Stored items
>>>

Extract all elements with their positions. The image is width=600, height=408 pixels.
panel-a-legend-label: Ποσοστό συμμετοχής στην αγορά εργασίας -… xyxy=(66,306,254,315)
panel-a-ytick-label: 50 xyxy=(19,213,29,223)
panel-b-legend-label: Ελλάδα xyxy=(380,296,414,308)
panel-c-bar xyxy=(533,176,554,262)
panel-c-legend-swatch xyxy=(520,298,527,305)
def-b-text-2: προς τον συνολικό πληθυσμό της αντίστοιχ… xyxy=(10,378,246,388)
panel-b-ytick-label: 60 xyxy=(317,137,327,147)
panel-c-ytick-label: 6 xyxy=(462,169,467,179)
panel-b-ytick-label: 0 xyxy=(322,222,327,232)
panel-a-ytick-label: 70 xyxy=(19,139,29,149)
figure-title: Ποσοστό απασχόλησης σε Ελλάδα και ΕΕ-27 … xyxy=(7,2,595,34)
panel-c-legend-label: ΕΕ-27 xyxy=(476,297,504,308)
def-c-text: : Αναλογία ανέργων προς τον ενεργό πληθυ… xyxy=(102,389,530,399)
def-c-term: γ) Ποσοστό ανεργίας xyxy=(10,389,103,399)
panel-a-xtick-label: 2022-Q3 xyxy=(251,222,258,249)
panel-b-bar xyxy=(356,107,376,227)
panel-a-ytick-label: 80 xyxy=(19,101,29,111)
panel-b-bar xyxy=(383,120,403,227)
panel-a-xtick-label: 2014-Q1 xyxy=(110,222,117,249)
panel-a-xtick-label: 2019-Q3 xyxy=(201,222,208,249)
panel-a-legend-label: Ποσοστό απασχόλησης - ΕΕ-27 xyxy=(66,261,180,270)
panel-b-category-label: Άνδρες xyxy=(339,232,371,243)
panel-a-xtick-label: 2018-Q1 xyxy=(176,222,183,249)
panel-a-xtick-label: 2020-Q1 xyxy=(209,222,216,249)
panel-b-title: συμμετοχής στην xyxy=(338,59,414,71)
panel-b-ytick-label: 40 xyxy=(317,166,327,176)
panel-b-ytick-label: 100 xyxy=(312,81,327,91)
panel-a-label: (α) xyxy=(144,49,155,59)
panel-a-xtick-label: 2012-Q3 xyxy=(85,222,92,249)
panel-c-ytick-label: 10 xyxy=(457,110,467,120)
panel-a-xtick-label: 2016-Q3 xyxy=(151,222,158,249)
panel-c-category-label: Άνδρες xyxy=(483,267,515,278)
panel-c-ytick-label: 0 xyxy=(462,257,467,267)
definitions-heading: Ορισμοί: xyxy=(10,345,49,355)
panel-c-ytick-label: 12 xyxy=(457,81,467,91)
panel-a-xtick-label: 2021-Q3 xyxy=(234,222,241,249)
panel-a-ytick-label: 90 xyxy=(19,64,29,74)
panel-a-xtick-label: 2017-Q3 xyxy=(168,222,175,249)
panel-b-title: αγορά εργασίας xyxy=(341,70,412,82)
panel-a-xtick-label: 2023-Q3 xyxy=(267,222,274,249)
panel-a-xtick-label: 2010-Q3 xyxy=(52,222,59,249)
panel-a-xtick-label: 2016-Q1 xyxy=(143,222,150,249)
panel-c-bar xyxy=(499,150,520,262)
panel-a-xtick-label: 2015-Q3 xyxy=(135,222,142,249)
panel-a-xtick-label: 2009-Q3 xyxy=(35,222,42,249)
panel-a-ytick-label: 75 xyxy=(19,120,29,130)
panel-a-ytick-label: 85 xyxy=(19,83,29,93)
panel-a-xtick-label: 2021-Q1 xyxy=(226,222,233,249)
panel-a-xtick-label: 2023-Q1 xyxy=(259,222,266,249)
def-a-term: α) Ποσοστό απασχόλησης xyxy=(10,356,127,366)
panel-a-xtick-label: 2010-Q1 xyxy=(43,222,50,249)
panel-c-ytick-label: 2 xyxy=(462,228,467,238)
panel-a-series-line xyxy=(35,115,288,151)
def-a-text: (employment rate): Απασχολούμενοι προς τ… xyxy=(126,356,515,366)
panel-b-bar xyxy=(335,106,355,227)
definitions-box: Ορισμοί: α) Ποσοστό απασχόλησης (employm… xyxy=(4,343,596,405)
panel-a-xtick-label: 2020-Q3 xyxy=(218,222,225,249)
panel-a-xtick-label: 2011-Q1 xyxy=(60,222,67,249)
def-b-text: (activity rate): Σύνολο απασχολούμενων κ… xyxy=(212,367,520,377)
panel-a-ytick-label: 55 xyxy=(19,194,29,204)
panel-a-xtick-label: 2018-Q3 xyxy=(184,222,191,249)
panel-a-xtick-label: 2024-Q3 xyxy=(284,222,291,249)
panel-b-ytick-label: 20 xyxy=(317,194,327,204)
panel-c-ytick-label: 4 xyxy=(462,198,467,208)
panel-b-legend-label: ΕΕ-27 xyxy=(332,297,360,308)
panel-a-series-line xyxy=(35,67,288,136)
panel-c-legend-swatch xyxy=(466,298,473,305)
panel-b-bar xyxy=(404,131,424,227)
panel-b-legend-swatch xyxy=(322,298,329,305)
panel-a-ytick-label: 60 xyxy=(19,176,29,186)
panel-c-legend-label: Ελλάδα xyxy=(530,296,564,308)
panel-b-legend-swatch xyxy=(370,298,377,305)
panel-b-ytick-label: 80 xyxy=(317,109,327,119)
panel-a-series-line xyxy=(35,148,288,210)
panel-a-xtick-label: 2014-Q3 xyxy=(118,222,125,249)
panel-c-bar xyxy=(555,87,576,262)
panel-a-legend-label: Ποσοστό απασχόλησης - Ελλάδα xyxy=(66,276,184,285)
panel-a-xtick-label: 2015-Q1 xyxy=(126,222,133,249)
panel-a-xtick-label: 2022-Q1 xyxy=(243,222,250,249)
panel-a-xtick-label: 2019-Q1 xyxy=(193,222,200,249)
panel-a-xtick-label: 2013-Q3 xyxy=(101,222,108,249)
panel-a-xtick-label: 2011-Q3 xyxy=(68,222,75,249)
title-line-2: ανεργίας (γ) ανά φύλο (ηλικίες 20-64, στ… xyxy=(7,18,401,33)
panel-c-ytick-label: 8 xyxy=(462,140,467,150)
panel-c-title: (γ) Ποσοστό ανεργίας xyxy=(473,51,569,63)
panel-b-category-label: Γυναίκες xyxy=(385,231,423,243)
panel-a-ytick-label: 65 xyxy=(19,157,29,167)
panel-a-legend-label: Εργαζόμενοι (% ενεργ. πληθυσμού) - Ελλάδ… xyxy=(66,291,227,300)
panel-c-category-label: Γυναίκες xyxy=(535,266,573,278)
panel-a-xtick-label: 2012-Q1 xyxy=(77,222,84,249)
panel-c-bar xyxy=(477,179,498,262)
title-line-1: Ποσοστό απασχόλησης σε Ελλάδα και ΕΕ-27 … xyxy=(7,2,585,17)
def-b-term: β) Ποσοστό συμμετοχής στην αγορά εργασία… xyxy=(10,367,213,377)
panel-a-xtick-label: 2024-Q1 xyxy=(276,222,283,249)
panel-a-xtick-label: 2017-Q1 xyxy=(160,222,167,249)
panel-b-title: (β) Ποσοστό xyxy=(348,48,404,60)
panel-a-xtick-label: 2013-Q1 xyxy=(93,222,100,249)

<<<

CHALLENGE. Rewrite every line of the entries above, changing each "Γυναίκες" to "Women" and keeping everything else the same.

THE RESULT.
Extract all elements with their positions. The image is width=600, height=408 pixels.
panel-a-legend-label: Ποσοστό συμμετοχής στην αγορά εργασίας -… xyxy=(66,306,254,315)
panel-a-ytick-label: 50 xyxy=(19,213,29,223)
panel-b-legend-label: Ελλάδα xyxy=(380,296,414,308)
panel-c-bar xyxy=(533,176,554,262)
panel-c-legend-swatch xyxy=(520,298,527,305)
def-b-text-2: προς τον συνολικό πληθυσμό της αντίστοιχ… xyxy=(10,378,246,388)
panel-b-ytick-label: 60 xyxy=(317,137,327,147)
panel-c-ytick-label: 6 xyxy=(462,169,467,179)
panel-b-ytick-label: 0 xyxy=(322,222,327,232)
panel-a-ytick-label: 70 xyxy=(19,139,29,149)
figure-title: Ποσοστό απασχόλησης σε Ελλάδα και ΕΕ-27 … xyxy=(7,2,595,34)
panel-c-legend-label: ΕΕ-27 xyxy=(476,297,504,308)
def-c-text: : Αναλογία ανέργων προς τον ενεργό πληθυ… xyxy=(102,389,530,399)
def-c-term: γ) Ποσοστό ανεργίας xyxy=(10,389,103,399)
panel-a-xtick-label: 2022-Q3 xyxy=(251,222,258,249)
panel-b-bar xyxy=(356,107,376,227)
panel-a-ytick-label: 80 xyxy=(19,101,29,111)
panel-b-bar xyxy=(383,120,403,227)
panel-a-xtick-label: 2014-Q1 xyxy=(110,222,117,249)
panel-a-xtick-label: 2019-Q3 xyxy=(201,222,208,249)
panel-a-legend-label: Ποσοστό απασχόλησης - ΕΕ-27 xyxy=(66,261,180,270)
panel-b-category-label: Άνδρες xyxy=(339,232,371,243)
panel-a-xtick-label: 2018-Q1 xyxy=(176,222,183,249)
panel-a-xtick-label: 2020-Q1 xyxy=(209,222,216,249)
panel-b-title: συμμετοχής στην xyxy=(338,59,414,71)
panel-b-ytick-label: 40 xyxy=(317,166,327,176)
panel-b-ytick-label: 100 xyxy=(312,81,327,91)
panel-a-label: (α) xyxy=(144,49,155,59)
panel-a-xtick-label: 2012-Q3 xyxy=(85,222,92,249)
panel-c-ytick-label: 10 xyxy=(457,110,467,120)
panel-a-xtick-label: 2016-Q3 xyxy=(151,222,158,249)
panel-c-category-label: Άνδρες xyxy=(483,267,515,278)
panel-c-ytick-label: 0 xyxy=(462,257,467,267)
definitions-heading: Ορισμοί: xyxy=(10,345,49,355)
panel-c-ytick-label: 12 xyxy=(457,81,467,91)
panel-a-xtick-label: 2021-Q3 xyxy=(234,222,241,249)
panel-a-ytick-label: 90 xyxy=(19,64,29,74)
panel-a-xtick-label: 2017-Q3 xyxy=(168,222,175,249)
panel-b-title: αγορά εργασίας xyxy=(341,70,412,82)
panel-a-xtick-label: 2023-Q3 xyxy=(267,222,274,249)
panel-a-xtick-label: 2010-Q3 xyxy=(52,222,59,249)
panel-a-xtick-label: 2016-Q1 xyxy=(143,222,150,249)
panel-c-bar xyxy=(499,150,520,262)
panel-a-xtick-label: 2015-Q3 xyxy=(135,222,142,249)
panel-a-xtick-label: 2009-Q3 xyxy=(35,222,42,249)
panel-a-ytick-label: 75 xyxy=(19,120,29,130)
panel-a-ytick-label: 85 xyxy=(19,83,29,93)
panel-a-xtick-label: 2021-Q1 xyxy=(226,222,233,249)
panel-a-xtick-label: 2023-Q1 xyxy=(259,222,266,249)
def-a-term: α) Ποσοστό απασχόλησης xyxy=(10,356,127,366)
panel-a-xtick-label: 2010-Q1 xyxy=(43,222,50,249)
panel-c-ytick-label: 2 xyxy=(462,228,467,238)
panel-a-series-line xyxy=(35,115,288,151)
def-a-text: (employment rate): Απασχολούμενοι προς τ… xyxy=(126,356,515,366)
panel-b-bar xyxy=(335,106,355,227)
definitions-box: Ορισμοί: α) Ποσοστό απασχόλησης (employm… xyxy=(4,343,596,405)
panel-a-xtick-label: 2020-Q3 xyxy=(218,222,225,249)
panel-a-xtick-label: 2011-Q1 xyxy=(60,222,67,249)
def-b-text: (activity rate): Σύνολο απασχολούμενων κ… xyxy=(212,367,520,377)
panel-a-ytick-label: 55 xyxy=(19,194,29,204)
panel-a-xtick-label: 2018-Q3 xyxy=(184,222,191,249)
panel-a-xtick-label: 2024-Q3 xyxy=(284,222,291,249)
panel-b-ytick-label: 20 xyxy=(317,194,327,204)
panel-c-ytick-label: 4 xyxy=(462,198,467,208)
panel-b-legend-label: ΕΕ-27 xyxy=(332,297,360,308)
panel-a-series-line xyxy=(35,67,288,136)
panel-c-legend-swatch xyxy=(466,298,473,305)
panel-b-bar xyxy=(404,131,424,227)
panel-b-legend-swatch xyxy=(322,298,329,305)
panel-a-ytick-label: 60 xyxy=(19,176,29,186)
panel-c-legend-label: Ελλάδα xyxy=(530,296,564,308)
panel-b-legend-swatch xyxy=(370,298,377,305)
panel-b-ytick-label: 80 xyxy=(317,109,327,119)
panel-a-series-line xyxy=(35,148,288,210)
panel-a-xtick-label: 2014-Q3 xyxy=(118,222,125,249)
panel-c-bar xyxy=(555,87,576,262)
panel-a-legend-label: Ποσοστό απασχόλησης - Ελλάδα xyxy=(66,276,184,285)
panel-a-xtick-label: 2015-Q1 xyxy=(126,222,133,249)
panel-a-xtick-label: 2022-Q1 xyxy=(243,222,250,249)
panel-a-xtick-label: 2019-Q1 xyxy=(193,222,200,249)
panel-a-xtick-label: 2013-Q3 xyxy=(101,222,108,249)
panel-a-xtick-label: 2011-Q3 xyxy=(68,222,75,249)
title-line-2: ανεργίας (γ) ανά φύλο (ηλικίες 20-64, στ… xyxy=(7,18,401,33)
panel-c-ytick-label: 8 xyxy=(462,140,467,150)
panel-c-title: (γ) Ποσοστό ανεργίας xyxy=(473,51,569,63)
panel-b-category-label: Women xyxy=(385,231,423,243)
panel-a-ytick-label: 65 xyxy=(19,157,29,167)
panel-a-legend-label: Εργαζόμενοι (% ενεργ. πληθυσμού) - Ελλάδ… xyxy=(66,291,227,300)
panel-c-category-label: Women xyxy=(535,266,573,278)
panel-a-xtick-label: 2012-Q1 xyxy=(77,222,84,249)
panel-c-bar xyxy=(477,179,498,262)
title-line-1: Ποσοστό απασχόλησης σε Ελλάδα και ΕΕ-27 … xyxy=(7,2,585,17)
def-b-term: β) Ποσοστό συμμετοχής στην αγορά εργασία… xyxy=(10,367,213,377)
panel-a-xtick-label: 2024-Q1 xyxy=(276,222,283,249)
panel-a-xtick-label: 2017-Q1 xyxy=(160,222,167,249)
panel-b-title: (β) Ποσοστό xyxy=(348,48,404,60)
panel-a-xtick-label: 2013-Q1 xyxy=(93,222,100,249)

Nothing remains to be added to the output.